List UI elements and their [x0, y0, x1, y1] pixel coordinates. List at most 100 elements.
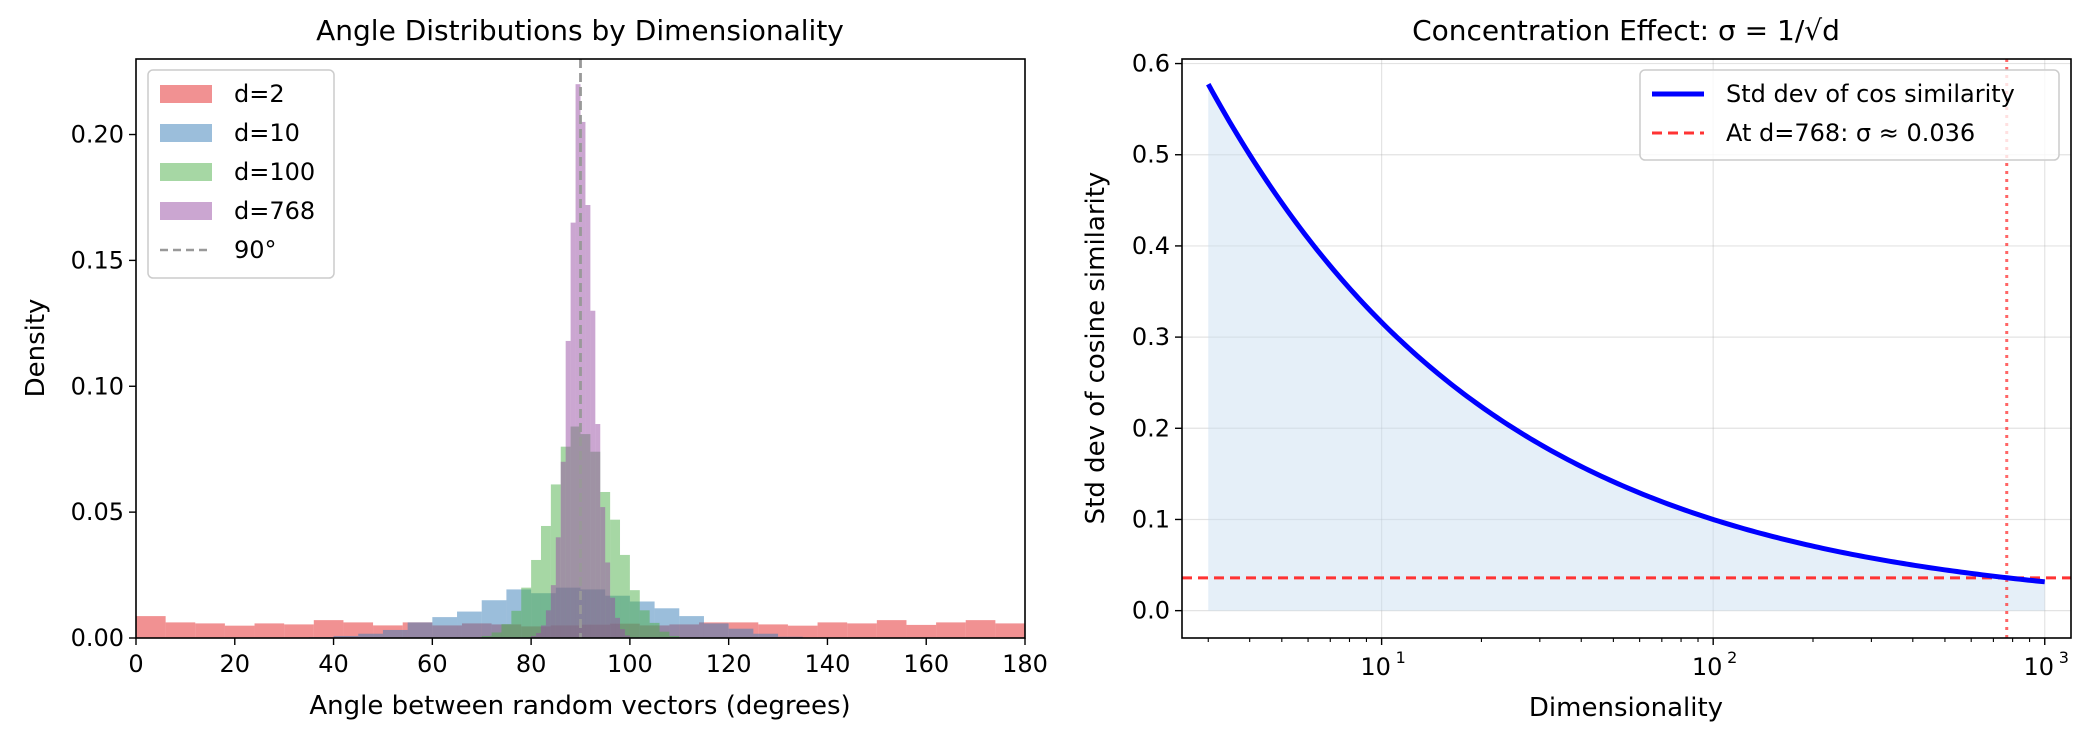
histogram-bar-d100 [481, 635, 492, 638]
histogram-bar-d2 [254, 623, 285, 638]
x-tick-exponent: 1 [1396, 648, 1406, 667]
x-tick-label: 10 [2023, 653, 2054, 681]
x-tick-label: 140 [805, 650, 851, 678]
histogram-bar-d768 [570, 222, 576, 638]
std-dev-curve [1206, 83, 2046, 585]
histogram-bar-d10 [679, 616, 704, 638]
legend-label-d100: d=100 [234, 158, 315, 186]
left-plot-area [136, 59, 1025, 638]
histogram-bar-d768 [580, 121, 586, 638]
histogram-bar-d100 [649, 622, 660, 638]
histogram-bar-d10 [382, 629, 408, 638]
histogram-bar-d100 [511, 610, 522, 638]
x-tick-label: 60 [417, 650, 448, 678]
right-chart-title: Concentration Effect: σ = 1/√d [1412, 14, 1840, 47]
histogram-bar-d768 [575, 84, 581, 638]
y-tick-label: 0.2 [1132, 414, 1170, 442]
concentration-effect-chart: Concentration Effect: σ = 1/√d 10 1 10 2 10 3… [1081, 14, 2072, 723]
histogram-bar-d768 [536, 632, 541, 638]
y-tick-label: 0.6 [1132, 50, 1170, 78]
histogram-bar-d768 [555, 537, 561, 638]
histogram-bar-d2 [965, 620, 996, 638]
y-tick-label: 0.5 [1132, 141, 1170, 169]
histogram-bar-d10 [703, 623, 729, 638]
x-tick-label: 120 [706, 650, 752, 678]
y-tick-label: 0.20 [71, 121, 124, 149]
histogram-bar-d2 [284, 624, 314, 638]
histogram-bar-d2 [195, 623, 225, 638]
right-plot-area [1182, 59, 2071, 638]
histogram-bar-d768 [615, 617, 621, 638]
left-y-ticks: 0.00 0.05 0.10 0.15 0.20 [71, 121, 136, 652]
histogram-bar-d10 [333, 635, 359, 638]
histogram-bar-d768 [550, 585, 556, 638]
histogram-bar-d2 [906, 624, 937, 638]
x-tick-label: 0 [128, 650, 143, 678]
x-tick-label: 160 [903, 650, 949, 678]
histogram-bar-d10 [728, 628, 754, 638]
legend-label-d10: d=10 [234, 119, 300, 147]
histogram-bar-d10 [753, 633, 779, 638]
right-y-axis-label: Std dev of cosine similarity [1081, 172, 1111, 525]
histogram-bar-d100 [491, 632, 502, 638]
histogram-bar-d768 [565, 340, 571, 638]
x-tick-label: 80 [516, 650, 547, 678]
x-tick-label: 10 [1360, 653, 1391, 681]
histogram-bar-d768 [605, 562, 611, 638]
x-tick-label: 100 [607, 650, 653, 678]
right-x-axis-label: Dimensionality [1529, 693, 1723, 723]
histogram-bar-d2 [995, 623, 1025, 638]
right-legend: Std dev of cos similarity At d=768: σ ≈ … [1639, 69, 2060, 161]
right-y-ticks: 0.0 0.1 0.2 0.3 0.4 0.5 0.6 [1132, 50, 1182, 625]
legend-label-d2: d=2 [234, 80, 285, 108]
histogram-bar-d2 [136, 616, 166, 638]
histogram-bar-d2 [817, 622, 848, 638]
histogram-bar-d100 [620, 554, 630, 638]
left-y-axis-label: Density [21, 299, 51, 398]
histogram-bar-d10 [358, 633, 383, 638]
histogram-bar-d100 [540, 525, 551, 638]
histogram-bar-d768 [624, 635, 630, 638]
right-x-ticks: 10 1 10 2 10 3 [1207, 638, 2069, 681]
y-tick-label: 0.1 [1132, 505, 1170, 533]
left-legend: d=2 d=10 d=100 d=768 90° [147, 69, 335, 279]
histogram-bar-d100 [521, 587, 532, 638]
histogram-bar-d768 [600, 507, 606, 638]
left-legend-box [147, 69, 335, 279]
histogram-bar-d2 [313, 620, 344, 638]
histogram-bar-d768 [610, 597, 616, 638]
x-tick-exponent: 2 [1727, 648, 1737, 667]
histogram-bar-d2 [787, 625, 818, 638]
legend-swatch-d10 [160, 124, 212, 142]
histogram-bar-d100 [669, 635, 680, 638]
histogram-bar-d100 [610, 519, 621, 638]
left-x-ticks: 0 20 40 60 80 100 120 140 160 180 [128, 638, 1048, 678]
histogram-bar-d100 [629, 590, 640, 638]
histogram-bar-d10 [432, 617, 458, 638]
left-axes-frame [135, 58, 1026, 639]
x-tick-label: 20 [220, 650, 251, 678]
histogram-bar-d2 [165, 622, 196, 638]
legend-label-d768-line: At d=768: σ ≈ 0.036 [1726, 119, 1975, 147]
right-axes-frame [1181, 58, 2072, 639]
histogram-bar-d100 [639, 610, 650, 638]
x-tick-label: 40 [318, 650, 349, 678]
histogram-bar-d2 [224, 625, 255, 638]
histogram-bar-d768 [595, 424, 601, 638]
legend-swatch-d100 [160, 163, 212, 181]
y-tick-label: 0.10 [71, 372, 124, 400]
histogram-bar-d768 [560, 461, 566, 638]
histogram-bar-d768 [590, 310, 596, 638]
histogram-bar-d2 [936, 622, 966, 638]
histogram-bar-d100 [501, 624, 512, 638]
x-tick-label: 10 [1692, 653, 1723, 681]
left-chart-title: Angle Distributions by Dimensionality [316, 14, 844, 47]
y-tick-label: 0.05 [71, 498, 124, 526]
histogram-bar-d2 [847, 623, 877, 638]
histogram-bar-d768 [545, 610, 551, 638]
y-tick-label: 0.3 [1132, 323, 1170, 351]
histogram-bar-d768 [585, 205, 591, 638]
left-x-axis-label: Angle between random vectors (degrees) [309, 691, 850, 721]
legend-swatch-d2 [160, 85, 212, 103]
┄┄┄┄┄┄
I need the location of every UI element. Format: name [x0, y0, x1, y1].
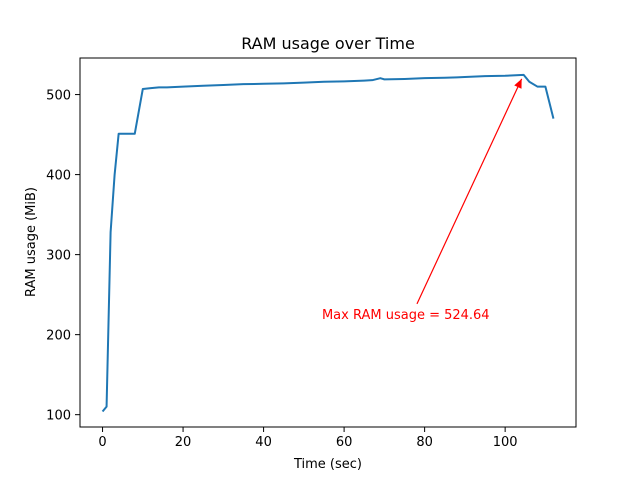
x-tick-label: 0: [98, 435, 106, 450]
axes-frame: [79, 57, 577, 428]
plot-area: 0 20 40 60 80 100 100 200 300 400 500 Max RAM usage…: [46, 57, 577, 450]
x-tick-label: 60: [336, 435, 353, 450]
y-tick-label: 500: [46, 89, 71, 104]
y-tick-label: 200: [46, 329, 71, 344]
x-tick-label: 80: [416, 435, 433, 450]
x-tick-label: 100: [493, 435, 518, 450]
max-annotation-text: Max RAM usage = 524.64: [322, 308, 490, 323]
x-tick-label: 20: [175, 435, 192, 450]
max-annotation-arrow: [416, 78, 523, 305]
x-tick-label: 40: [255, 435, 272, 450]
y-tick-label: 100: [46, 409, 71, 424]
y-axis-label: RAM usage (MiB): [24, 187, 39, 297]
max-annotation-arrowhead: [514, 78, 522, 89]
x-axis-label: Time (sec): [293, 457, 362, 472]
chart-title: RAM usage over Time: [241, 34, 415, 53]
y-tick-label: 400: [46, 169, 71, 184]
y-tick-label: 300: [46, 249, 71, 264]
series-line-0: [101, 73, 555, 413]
┄┄┄┄┄┄
Extract the records verbatim from the line containing "x-tick-label: 0: [98, 435, 106, 450]" through the line containing "series-line-0: [101, 73, 555, 413]", including both of those lines.

EXPECTED ANSWER:
x-tick-label: 0: [98, 435, 106, 450]
axes-frame: [79, 57, 577, 428]
plot-area: 0 20 40 60 80 100 100 200 300 400 500 Max RAM usage…: [46, 57, 577, 450]
x-tick-label: 60: [336, 435, 353, 450]
y-tick-label: 500: [46, 89, 71, 104]
y-tick-label: 200: [46, 329, 71, 344]
x-tick-label: 80: [416, 435, 433, 450]
x-tick-label: 100: [493, 435, 518, 450]
max-annotation-text: Max RAM usage = 524.64: [322, 308, 490, 323]
x-tick-label: 20: [175, 435, 192, 450]
max-annotation-arrow: [416, 78, 523, 305]
x-tick-label: 40: [255, 435, 272, 450]
y-tick-label: 100: [46, 409, 71, 424]
y-axis-label: RAM usage (MiB): [24, 187, 39, 297]
max-annotation-arrowhead: [514, 78, 522, 89]
x-axis-label: Time (sec): [293, 457, 362, 472]
chart-title: RAM usage over Time: [241, 34, 415, 53]
y-tick-label: 400: [46, 169, 71, 184]
y-tick-label: 300: [46, 249, 71, 264]
series-line-0: [101, 73, 555, 413]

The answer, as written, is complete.